What is asked:
Rewrite the rows from the line containing "series-line-collecte (144, 186, 1177, 265)" through the line containing "y-tick-label: 60 M€ (84, 204, 133, 223)", replacing "limitées" with "restreintes" and changing nothing else.

Data to use:

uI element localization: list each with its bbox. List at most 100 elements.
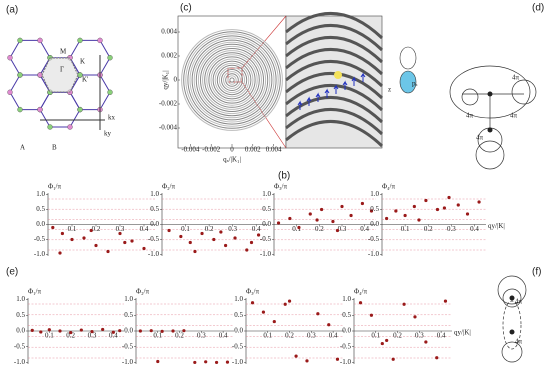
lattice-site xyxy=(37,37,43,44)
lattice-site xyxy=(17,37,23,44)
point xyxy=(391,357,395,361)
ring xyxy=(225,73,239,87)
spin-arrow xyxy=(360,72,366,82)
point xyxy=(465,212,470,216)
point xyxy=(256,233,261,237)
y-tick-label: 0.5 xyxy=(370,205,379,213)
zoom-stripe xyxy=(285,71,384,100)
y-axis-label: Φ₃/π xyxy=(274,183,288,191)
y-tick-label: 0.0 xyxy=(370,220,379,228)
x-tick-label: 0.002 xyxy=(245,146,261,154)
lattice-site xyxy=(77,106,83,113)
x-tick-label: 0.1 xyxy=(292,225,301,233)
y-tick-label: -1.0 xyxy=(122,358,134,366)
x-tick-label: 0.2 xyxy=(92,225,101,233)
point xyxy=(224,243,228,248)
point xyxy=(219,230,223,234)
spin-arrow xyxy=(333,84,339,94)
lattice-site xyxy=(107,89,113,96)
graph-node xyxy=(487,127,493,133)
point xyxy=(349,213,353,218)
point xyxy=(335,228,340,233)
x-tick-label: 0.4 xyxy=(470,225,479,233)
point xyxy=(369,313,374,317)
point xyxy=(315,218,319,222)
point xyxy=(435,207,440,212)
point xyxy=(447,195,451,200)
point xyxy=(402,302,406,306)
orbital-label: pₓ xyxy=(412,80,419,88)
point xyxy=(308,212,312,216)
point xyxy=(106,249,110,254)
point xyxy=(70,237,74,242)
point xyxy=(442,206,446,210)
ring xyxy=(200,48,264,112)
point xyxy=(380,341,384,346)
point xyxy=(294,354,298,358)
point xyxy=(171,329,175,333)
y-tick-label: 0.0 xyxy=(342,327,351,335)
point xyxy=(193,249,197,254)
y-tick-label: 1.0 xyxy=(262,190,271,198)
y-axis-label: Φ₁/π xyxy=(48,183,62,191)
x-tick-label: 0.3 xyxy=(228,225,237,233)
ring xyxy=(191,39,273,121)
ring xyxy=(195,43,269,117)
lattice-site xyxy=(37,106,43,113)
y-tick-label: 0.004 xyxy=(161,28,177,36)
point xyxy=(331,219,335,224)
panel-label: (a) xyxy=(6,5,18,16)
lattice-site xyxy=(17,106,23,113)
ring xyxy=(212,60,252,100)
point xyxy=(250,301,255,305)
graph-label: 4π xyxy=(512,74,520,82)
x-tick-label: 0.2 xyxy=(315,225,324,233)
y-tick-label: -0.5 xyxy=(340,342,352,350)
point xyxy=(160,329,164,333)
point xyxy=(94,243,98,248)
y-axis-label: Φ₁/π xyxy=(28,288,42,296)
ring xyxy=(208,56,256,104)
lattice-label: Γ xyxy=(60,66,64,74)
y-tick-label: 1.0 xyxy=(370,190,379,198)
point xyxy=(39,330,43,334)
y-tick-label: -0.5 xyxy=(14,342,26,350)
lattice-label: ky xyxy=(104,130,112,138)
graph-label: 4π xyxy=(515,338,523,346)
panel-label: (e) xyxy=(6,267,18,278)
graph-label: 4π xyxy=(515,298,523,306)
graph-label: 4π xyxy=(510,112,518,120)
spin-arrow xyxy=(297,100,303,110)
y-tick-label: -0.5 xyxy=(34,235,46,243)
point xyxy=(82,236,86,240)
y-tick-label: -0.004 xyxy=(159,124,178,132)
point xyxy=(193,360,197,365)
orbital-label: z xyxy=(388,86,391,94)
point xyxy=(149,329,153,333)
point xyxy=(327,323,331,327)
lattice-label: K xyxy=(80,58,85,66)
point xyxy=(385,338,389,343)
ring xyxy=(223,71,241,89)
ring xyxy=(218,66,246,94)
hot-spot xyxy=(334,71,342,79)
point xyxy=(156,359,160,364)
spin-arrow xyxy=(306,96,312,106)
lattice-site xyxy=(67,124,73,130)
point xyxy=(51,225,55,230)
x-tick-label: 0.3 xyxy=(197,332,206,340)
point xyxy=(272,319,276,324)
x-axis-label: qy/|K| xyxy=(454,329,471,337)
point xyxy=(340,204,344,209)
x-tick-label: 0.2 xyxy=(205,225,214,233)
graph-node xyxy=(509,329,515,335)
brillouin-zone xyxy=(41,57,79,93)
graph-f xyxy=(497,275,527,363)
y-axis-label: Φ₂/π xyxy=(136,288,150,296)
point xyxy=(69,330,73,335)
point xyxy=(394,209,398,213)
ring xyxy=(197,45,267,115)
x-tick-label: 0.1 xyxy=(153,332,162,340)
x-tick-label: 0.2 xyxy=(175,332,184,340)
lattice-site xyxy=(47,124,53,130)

==

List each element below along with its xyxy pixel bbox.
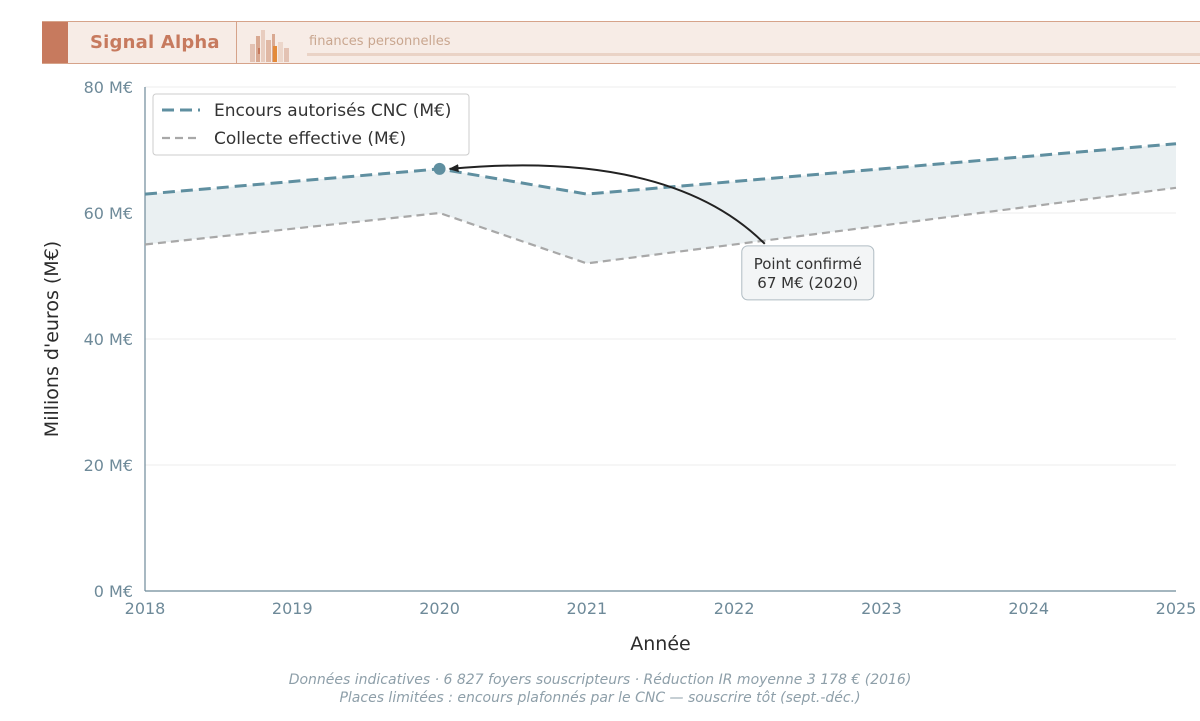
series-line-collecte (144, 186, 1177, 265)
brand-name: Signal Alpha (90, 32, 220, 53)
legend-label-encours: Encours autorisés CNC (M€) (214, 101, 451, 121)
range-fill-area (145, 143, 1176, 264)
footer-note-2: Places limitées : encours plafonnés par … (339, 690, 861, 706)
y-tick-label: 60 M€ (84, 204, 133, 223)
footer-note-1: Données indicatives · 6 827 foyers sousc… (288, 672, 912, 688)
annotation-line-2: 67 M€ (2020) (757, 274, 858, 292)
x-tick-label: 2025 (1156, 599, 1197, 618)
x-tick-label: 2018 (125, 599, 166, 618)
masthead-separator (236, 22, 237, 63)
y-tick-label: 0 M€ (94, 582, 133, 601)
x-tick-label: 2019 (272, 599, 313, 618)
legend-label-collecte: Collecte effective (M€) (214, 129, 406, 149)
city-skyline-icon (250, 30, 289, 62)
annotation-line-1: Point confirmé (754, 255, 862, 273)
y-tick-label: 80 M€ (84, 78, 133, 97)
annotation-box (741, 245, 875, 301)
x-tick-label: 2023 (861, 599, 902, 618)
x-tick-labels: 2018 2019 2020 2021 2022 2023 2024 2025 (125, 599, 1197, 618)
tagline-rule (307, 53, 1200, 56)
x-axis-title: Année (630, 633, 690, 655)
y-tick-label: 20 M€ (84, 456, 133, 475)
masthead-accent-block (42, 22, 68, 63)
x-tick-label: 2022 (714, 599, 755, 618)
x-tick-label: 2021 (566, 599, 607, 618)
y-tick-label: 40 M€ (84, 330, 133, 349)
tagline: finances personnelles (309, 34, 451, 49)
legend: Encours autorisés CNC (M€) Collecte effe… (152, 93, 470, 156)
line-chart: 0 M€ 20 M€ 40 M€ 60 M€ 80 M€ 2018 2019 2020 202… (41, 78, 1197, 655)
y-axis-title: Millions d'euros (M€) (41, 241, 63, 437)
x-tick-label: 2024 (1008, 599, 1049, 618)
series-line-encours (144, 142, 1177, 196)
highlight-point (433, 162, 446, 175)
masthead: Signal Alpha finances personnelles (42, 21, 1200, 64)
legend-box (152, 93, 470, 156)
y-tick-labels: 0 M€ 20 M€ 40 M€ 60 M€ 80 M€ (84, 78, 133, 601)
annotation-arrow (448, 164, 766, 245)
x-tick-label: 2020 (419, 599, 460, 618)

Response to this task:
series-line-collecte (144, 186, 1177, 265)
brand-name: Signal Alpha (90, 32, 220, 53)
legend-label-encours: Encours autorisés CNC (M€) (214, 101, 451, 121)
range-fill-area (145, 143, 1176, 264)
footer-note-2: Places restreintes : encours plafonnés par … (339, 690, 861, 706)
y-tick-label: 60 M€ (84, 204, 133, 223)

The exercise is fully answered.